Part of a data file:
____________________

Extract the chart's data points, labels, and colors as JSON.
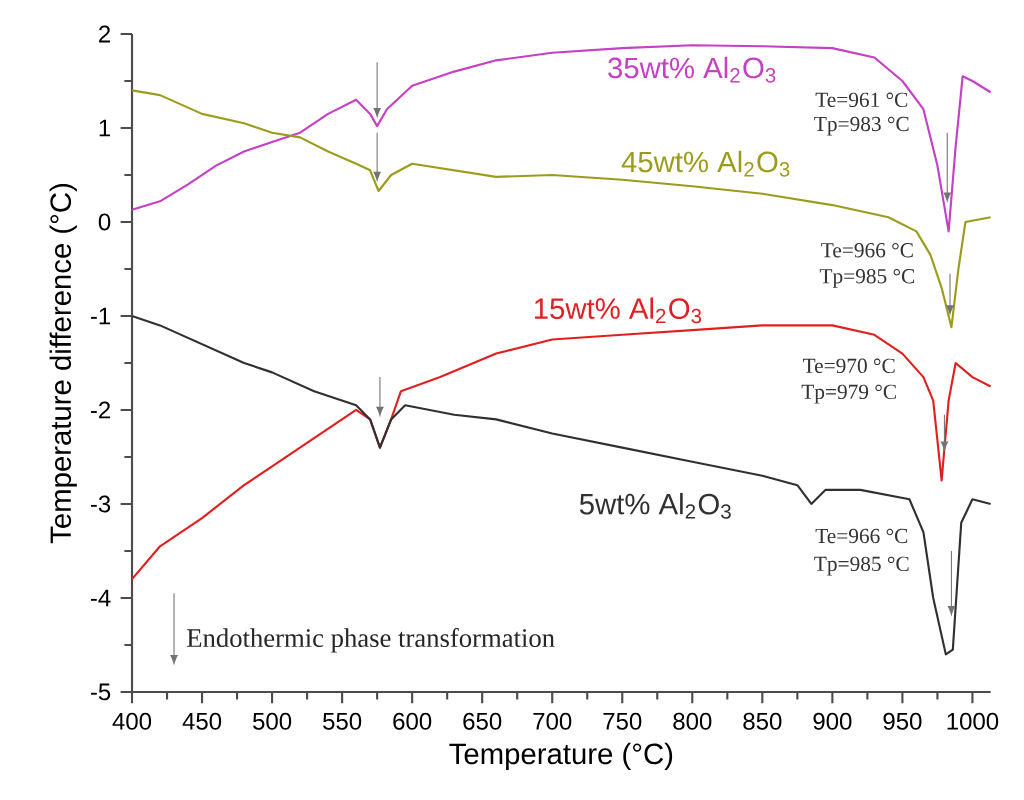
{
  "chart_data": {
    "type": "line",
    "xlabel": "Temperature (°C)",
    "ylabel": "Temperature difference (°C)",
    "xlim": [
      400,
      1013
    ],
    "ylim": [
      -5,
      2
    ],
    "xticks": [
      400,
      450,
      500,
      550,
      600,
      650,
      700,
      750,
      800,
      850,
      900,
      950,
      1000
    ],
    "yticks": [
      -5,
      -4,
      -3,
      -2,
      -1,
      0,
      1,
      2
    ],
    "grid": false,
    "marker": "none",
    "line_style": "solid",
    "series": [
      {
        "name": "35wt% Al$_{2}$O$_{3}$",
        "color": "#c440c4",
        "x": [
          400,
          420,
          440,
          460,
          480,
          500,
          520,
          540,
          560,
          570,
          575,
          582,
          600,
          630,
          660,
          700,
          750,
          800,
          850,
          900,
          930,
          950,
          965,
          975,
          983,
          988,
          993,
          1000,
          1013
        ],
        "values": [
          0.13,
          0.22,
          0.4,
          0.6,
          0.75,
          0.85,
          0.95,
          1.15,
          1.3,
          1.15,
          1.02,
          1.2,
          1.45,
          1.6,
          1.72,
          1.8,
          1.85,
          1.88,
          1.87,
          1.85,
          1.75,
          1.5,
          1.2,
          0.6,
          -0.1,
          0.8,
          1.55,
          1.5,
          1.38
        ]
      },
      {
        "name": "45wt% Al$_{2}$O$_{3}$",
        "color": "#9c9c1c",
        "x": [
          400,
          420,
          450,
          480,
          500,
          520,
          540,
          560,
          570,
          576,
          585,
          600,
          630,
          660,
          700,
          750,
          800,
          850,
          900,
          940,
          960,
          970,
          978,
          985,
          990,
          995,
          1013
        ],
        "values": [
          1.4,
          1.35,
          1.15,
          1.05,
          0.95,
          0.9,
          0.75,
          0.62,
          0.55,
          0.33,
          0.5,
          0.62,
          0.55,
          0.48,
          0.5,
          0.45,
          0.38,
          0.3,
          0.18,
          0.05,
          -0.1,
          -0.35,
          -0.7,
          -1.12,
          -0.5,
          0.0,
          0.05
        ]
      },
      {
        "name": "15wt% Al$_{2}$O$_{3}$",
        "color": "#e02020",
        "x": [
          400,
          420,
          450,
          480,
          500,
          530,
          560,
          570,
          577,
          585,
          592,
          620,
          660,
          700,
          750,
          800,
          850,
          900,
          930,
          950,
          965,
          972,
          978,
          983,
          988,
          1000,
          1013
        ],
        "values": [
          -3.8,
          -3.45,
          -3.15,
          -2.8,
          -2.6,
          -2.3,
          -2.0,
          -2.1,
          -2.4,
          -2.1,
          -1.8,
          -1.65,
          -1.4,
          -1.25,
          -1.2,
          -1.15,
          -1.1,
          -1.1,
          -1.2,
          -1.4,
          -1.65,
          -1.9,
          -2.75,
          -1.9,
          -1.5,
          -1.65,
          -1.75
        ]
      },
      {
        "name": "5wt% Al$_{2}$O$_{3}$",
        "color": "#303030",
        "x": [
          400,
          420,
          450,
          480,
          500,
          530,
          560,
          570,
          577,
          585,
          595,
          630,
          660,
          700,
          750,
          800,
          850,
          875,
          885,
          895,
          920,
          955,
          965,
          972,
          981,
          986,
          992,
          1000,
          1013
        ],
        "values": [
          -1.0,
          -1.1,
          -1.3,
          -1.5,
          -1.6,
          -1.8,
          -1.95,
          -2.1,
          -2.4,
          -2.1,
          -1.95,
          -2.05,
          -2.1,
          -2.25,
          -2.4,
          -2.55,
          -2.7,
          -2.8,
          -3.0,
          -2.85,
          -2.85,
          -2.95,
          -3.3,
          -4.0,
          -4.6,
          -4.55,
          -3.2,
          -2.95,
          -3.0
        ]
      }
    ],
    "annotations": [
      "Te=961 °C",
      "Tp=983 °C",
      "Te=966 °C",
      "Tp=985 °C",
      "Te=970 °C",
      "Tp=979 °C",
      "Te=966 °C",
      "Tp=985 °C",
      "Endothermic phase transformation"
    ]
  }
}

____________________

# Short task
Transcribe all entries above exactly. Drop the pictures.

# Task output
Extract the chart's data points, labels, and colors as JSON.
{
  "chart_data": {
    "type": "line",
    "xlabel": "Temperature (°C)",
    "ylabel": "Temperature difference (°C)",
    "xlim": [
      400,
      1013
    ],
    "ylim": [
      -5,
      2
    ],
    "xticks": [
      400,
      450,
      500,
      550,
      600,
      650,
      700,
      750,
      800,
      850,
      900,
      950,
      1000
    ],
    "yticks": [
      -5,
      -4,
      -3,
      -2,
      -1,
      0,
      1,
      2
    ],
    "grid": false,
    "marker": "none",
    "line_style": "solid",
    "series": [
      {
        "name": "35wt% Al$_{2}$O$_{3}$",
        "color": "#c440c4",
        "x": [
          400,
          420,
          440,
          460,
          480,
          500,
          520,
          540,
          560,
          570,
          575,
          582,
          600,
          630,
          660,
          700,
          750,
          800,
          850,
          900,
          930,
          950,
          965,
          975,
          983,
          988,
          993,
          1000,
          1013
        ],
        "values": [
          0.13,
          0.22,
          0.4,
          0.6,
          0.75,
          0.85,
          0.95,
          1.15,
          1.3,
          1.15,
          1.02,
          1.2,
          1.45,
          1.6,
          1.72,
          1.8,
          1.85,
          1.88,
          1.87,
          1.85,
          1.75,
          1.5,
          1.2,
          0.6,
          -0.1,
          0.8,
          1.55,
          1.5,
          1.38
        ]
      },
      {
        "name": "45wt% Al$_{2}$O$_{3}$",
        "color": "#9c9c1c",
        "x": [
          400,
          420,
          450,
          480,
          500,
          520,
          540,
          560,
          570,
          576,
          585,
          600,
          630,
          660,
          700,
          750,
          800,
          850,
          900,
          940,
          960,
          970,
          978,
          985,
          990,
          995,
          1013
        ],
        "values": [
          1.4,
          1.35,
          1.15,
          1.05,
          0.95,
          0.9,
          0.75,
          0.62,
          0.55,
          0.33,
          0.5,
          0.62,
          0.55,
          0.48,
          0.5,
          0.45,
          0.38,
          0.3,
          0.18,
          0.05,
          -0.1,
          -0.35,
          -0.7,
          -1.12,
          -0.5,
          0.0,
          0.05
        ]
      },
      {
        "name": "15wt% Al$_{2}$O$_{3}$",
        "color": "#e02020",
        "x": [
          400,
          420,
          450,
          480,
          500,
          530,
          560,
          570,
          577,
          585,
          592,
          620,
          660,
          700,
          750,
          800,
          850,
          900,
          930,
          950,
          965,
          972,
          978,
          983,
          988,
          1000,
          1013
        ],
        "values": [
          -3.8,
          -3.45,
          -3.15,
          -2.8,
          -2.6,
          -2.3,
          -2.0,
          -2.1,
          -2.4,
          -2.1,
          -1.8,
          -1.65,
          -1.4,
          -1.25,
          -1.2,
          -1.15,
          -1.1,
          -1.1,
          -1.2,
          -1.4,
          -1.65,
          -1.9,
          -2.75,
          -1.9,
          -1.5,
          -1.65,
          -1.75
        ]
      },
      {
        "name": "5wt% Al$_{2}$O$_{3}$",
        "color": "#303030",
        "x": [
          400,
          420,
          450,
          480,
          500,
          530,
          560,
          570,
          577,
          585,
          595,
          630,
          660,
          700,
          750,
          800,
          850,
          875,
          885,
          895,
          920,
          955,
          965,
          972,
          981,
          986,
          992,
          1000,
          1013
        ],
        "values": [
          -1.0,
          -1.1,
          -1.3,
          -1.5,
          -1.6,
          -1.8,
          -1.95,
          -2.1,
          -2.4,
          -2.1,
          -1.95,
          -2.05,
          -2.1,
          -2.25,
          -2.4,
          -2.55,
          -2.7,
          -2.8,
          -3.0,
          -2.85,
          -2.85,
          -2.95,
          -3.3,
          -4.0,
          -4.6,
          -4.55,
          -3.2,
          -2.95,
          -3.0
        ]
      }
    ],
    "annotations": [
      "Te=961 °C",
      "Tp=983 °C",
      "Te=966 °C",
      "Tp=985 °C",
      "Te=970 °C",
      "Tp=979 °C",
      "Te=966 °C",
      "Tp=985 °C",
      "Endothermic phase transformation"
    ]
  }
}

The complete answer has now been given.